Pick out each line of the records in which the word "number" appears.
::: DATA ENTRIES
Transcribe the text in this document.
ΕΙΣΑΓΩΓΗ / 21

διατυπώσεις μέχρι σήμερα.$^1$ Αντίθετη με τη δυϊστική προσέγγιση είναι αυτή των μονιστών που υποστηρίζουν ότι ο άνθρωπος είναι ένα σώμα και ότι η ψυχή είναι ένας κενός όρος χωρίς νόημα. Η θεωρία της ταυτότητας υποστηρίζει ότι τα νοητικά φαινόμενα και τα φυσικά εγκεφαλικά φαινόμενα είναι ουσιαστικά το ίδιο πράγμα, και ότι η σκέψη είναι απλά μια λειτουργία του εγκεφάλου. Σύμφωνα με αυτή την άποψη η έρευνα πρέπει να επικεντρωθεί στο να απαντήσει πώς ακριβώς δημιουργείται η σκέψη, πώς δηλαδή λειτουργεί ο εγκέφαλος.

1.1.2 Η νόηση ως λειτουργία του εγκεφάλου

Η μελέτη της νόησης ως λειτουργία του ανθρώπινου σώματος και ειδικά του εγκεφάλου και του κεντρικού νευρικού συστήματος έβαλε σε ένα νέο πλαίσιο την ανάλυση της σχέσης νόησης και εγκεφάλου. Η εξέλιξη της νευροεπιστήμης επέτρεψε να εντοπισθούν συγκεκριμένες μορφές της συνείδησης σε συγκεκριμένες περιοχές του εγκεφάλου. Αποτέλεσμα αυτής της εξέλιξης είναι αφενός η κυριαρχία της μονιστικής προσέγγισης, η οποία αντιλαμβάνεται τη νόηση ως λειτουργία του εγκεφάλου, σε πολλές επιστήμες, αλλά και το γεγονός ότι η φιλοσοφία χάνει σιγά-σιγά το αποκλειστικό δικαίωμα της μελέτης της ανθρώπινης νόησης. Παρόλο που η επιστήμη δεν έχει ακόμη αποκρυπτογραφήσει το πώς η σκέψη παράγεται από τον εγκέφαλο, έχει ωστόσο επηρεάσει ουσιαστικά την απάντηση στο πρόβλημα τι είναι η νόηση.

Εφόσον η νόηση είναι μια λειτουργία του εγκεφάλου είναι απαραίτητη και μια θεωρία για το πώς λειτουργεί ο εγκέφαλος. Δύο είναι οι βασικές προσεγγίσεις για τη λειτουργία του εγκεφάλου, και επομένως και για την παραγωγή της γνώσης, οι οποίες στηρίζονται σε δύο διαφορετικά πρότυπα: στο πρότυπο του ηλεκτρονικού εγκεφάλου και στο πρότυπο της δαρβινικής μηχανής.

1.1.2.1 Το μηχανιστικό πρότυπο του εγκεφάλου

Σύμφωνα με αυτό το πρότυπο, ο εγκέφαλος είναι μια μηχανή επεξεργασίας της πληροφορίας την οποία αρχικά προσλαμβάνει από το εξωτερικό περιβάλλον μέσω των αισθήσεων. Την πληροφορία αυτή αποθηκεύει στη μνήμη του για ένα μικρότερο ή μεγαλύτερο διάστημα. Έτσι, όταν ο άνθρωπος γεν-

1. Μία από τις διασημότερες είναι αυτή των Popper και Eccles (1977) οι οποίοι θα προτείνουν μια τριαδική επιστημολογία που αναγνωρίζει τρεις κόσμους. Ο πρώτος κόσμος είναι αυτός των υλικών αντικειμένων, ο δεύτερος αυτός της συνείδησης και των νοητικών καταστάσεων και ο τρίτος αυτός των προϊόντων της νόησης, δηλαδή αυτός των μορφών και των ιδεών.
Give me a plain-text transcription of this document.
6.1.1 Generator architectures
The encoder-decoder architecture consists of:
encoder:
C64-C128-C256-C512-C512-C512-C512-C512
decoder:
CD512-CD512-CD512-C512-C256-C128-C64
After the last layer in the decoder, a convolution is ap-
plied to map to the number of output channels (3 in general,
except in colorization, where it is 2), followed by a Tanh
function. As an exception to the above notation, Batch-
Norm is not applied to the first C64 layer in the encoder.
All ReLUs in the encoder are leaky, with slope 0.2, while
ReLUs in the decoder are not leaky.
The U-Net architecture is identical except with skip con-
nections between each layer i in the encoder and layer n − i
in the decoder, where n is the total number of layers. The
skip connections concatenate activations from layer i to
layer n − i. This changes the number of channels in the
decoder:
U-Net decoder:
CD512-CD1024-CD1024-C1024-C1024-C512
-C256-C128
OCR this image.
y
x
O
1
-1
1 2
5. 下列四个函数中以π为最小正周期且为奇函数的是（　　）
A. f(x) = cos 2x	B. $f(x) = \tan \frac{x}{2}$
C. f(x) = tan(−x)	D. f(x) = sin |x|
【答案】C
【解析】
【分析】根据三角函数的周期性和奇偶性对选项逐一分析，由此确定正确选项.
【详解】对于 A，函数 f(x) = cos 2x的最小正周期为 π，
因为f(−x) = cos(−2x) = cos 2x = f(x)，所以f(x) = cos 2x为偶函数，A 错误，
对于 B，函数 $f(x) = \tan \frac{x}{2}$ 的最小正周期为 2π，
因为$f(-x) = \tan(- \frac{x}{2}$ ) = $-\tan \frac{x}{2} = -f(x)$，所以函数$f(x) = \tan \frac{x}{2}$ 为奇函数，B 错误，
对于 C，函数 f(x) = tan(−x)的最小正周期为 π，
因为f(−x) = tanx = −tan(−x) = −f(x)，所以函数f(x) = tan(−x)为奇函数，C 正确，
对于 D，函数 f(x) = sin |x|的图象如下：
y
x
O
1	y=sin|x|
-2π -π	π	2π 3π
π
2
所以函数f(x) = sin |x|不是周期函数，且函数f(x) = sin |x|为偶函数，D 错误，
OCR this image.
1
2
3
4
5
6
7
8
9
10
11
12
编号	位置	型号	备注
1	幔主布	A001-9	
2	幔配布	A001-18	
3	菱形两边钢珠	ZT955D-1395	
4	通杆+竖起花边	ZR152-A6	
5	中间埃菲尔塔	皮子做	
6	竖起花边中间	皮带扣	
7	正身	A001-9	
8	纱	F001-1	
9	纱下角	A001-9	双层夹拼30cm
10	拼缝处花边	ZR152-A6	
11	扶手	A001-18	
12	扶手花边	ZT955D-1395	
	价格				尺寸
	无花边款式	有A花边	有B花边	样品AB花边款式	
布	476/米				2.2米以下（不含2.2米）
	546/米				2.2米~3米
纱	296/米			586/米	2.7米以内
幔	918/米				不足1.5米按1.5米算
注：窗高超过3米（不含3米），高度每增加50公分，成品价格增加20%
::::::
TASK RESPONSE:
plied to map to the number of output channels (3 in general,
in the decoder, where n is the total number of layers. The
layer n − i. This changes the number of channels in the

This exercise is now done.